Source material -
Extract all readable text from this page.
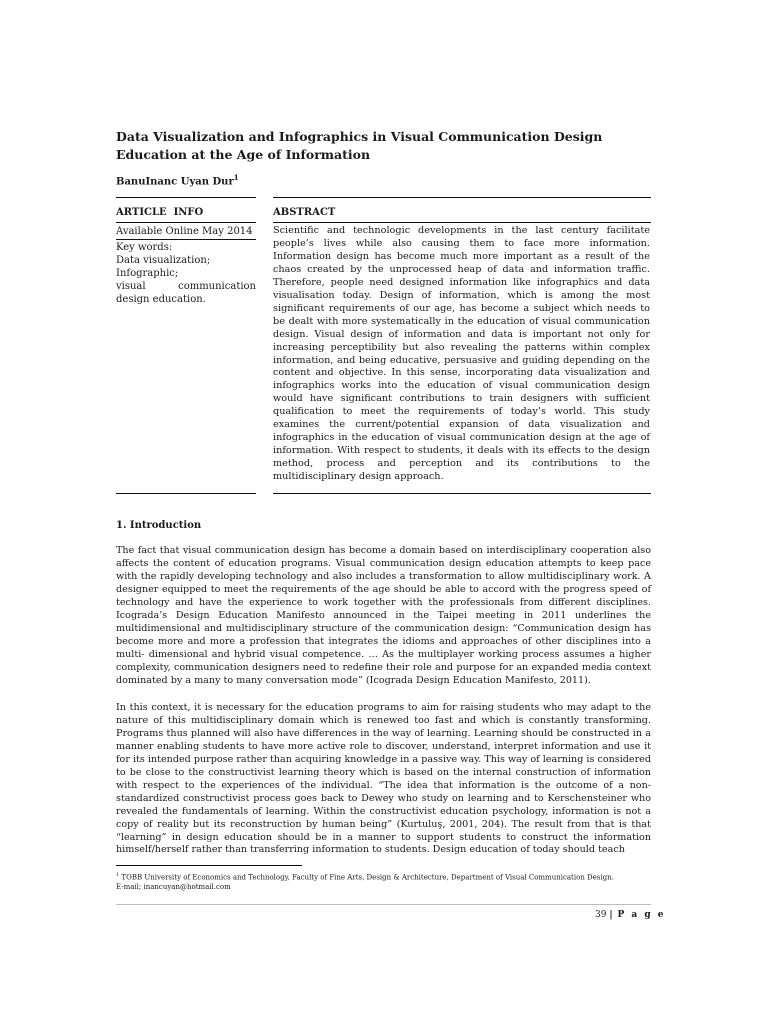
Data Visualization and Infographics in Visual Communication Design Education at the Age of Information
BanuInanc Uyan Dur$^1$
ARTICLE  INFO	ABSTRACT
Available Online May 2014
Key words:
Data visualization;
Infographic;
visual	communication
design education.
Scientific and technologic developments in the last century facilitate people’s lives while also causing them to face more information. Information design has become much more important as a result of the chaos created by the unprocessed heap of data and information traffic. Therefore, people need designed information like infographics and data visualisation today. Design of information, which is among the most significant requirements of our age, has become a subject which needs to be dealt with more systematically in the education of visual communication design. Visual design of information and data is important not only for increasing perceptibility but also revealing the patterns within complex information, and being educative, persuasive and guiding depending on the content and objective. In this sense, incorporating data visualization and infographics works into the education of visual communication design would have significant contributions to train designers with sufficient qualification to meet the requirements of today’s world. This study examines the current/potential expansion of data visualization and infographics in the education of visual communication design at the age of information. With respect to students, it deals with its effects to the design method, process and perception and its contributions to the multidisciplinary design approach.
1. Introduction
The fact that visual communication design has become a domain based on interdisciplinary cooperation also affects the content of education programs. Visual communication design education attempts to keep pace with the rapidly developing technology and also includes a transformation to allow multidisciplinary work. A designer equipped to meet the requirements of the age should be able to accord with the progress speed of technology and have the experience to work together with the professionals from different disciplines. Icograda’s Design Education Manifesto announced in the Taipei meeting in 2011 underlines the multidimensional and multidisciplinary structure of the communication design: “Communication design has become more and more a profession that integrates the idioms and approaches of other disciplines into a multi- dimensional and hybrid visual competence. … As the multiplayer working process assumes a higher complexity, communication designers need to redefine their role and purpose for an expanded media context dominated by a many to many conversation mode” (Icograda Design Education Manifesto, 2011).
In this context, it is necessary for the education programs to aim for raising students who may adapt to the nature of this multidisciplinary domain which is renewed too fast and which is constantly transforming. Programs thus planned will also have differences in the way of learning. Learning should be constructed in a manner enabling students to have more active role to discover, understand, interpret information and use it for its intended purpose rather than acquiring knowledge in a passive way. This way of learning is considered to be close to the constructivist learning theory which is based on the internal construction of information with respect to the experiences of the individual. “The idea that information is the outcome of a non-standardized constructivist process goes back to Dewey who study on learning and to Kerschensteiner who revealed the fundamentals of learning. Within the constructivist education psychology, information is not a copy of reality but its reconstruction by human being” (Kurtuluş, 2001, 204). The result from that is that “learning” in design education should be in a manner to support students to construct the information himself/herself rather than transferring information to students. Design education of today should teach
$^1$ TOBB University of Economics and Technology, Faculty of Fine Arts, Design & Architecture, Department of Visual Communication Design.
E-mail; inancuyan@hotmail.com
39 | P a g e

Written request - Output the entries above exactly, without their pictures.

Expected output -
Extract all readable text from this page.
Data Visualization and Infographics in Visual Communication Design Education at the Age of Information
BanuInanc Uyan Dur$^1$
ARTICLE  INFO	ABSTRACT
Available Online May 2014
Key words:
Data visualization;
Infographic;
visual	communication
design education.
Scientific and technologic developments in the last century facilitate people’s lives while also causing them to face more information. Information design has become much more important as a result of the chaos created by the unprocessed heap of data and information traffic. Therefore, people need designed information like infographics and data visualisation today. Design of information, which is among the most significant requirements of our age, has become a subject which needs to be dealt with more systematically in the education of visual communication design. Visual design of information and data is important not only for increasing perceptibility but also revealing the patterns within complex information, and being educative, persuasive and guiding depending on the content and objective. In this sense, incorporating data visualization and infographics works into the education of visual communication design would have significant contributions to train designers with sufficient qualification to meet the requirements of today’s world. This study examines the current/potential expansion of data visualization and infographics in the education of visual communication design at the age of information. With respect to students, it deals with its effects to the design method, process and perception and its contributions to the multidisciplinary design approach.
1. Introduction
The fact that visual communication design has become a domain based on interdisciplinary cooperation also affects the content of education programs. Visual communication design education attempts to keep pace with the rapidly developing technology and also includes a transformation to allow multidisciplinary work. A designer equipped to meet the requirements of the age should be able to accord with the progress speed of technology and have the experience to work together with the professionals from different disciplines. Icograda’s Design Education Manifesto announced in the Taipei meeting in 2011 underlines the multidimensional and multidisciplinary structure of the communication design: “Communication design has become more and more a profession that integrates the idioms and approaches of other disciplines into a multi- dimensional and hybrid visual competence. … As the multiplayer working process assumes a higher complexity, communication designers need to redefine their role and purpose for an expanded media context dominated by a many to many conversation mode” (Icograda Design Education Manifesto, 2011).
In this context, it is necessary for the education programs to aim for raising students who may adapt to the nature of this multidisciplinary domain which is renewed too fast and which is constantly transforming. Programs thus planned will also have differences in the way of learning. Learning should be constructed in a manner enabling students to have more active role to discover, understand, interpret information and use it for its intended purpose rather than acquiring knowledge in a passive way. This way of learning is considered to be close to the constructivist learning theory which is based on the internal construction of information with respect to the experiences of the individual. “The idea that information is the outcome of a non-standardized constructivist process goes back to Dewey who study on learning and to Kerschensteiner who revealed the fundamentals of learning. Within the constructivist education psychology, information is not a copy of reality but its reconstruction by human being” (Kurtuluş, 2001, 204). The result from that is that “learning” in design education should be in a manner to support students to construct the information himself/herself rather than transferring information to students. Design education of today should teach
$^1$ TOBB University of Economics and Technology, Faculty of Fine Arts, Design & Architecture, Department of Visual Communication Design.
E-mail; inancuyan@hotmail.com
39 | P a g e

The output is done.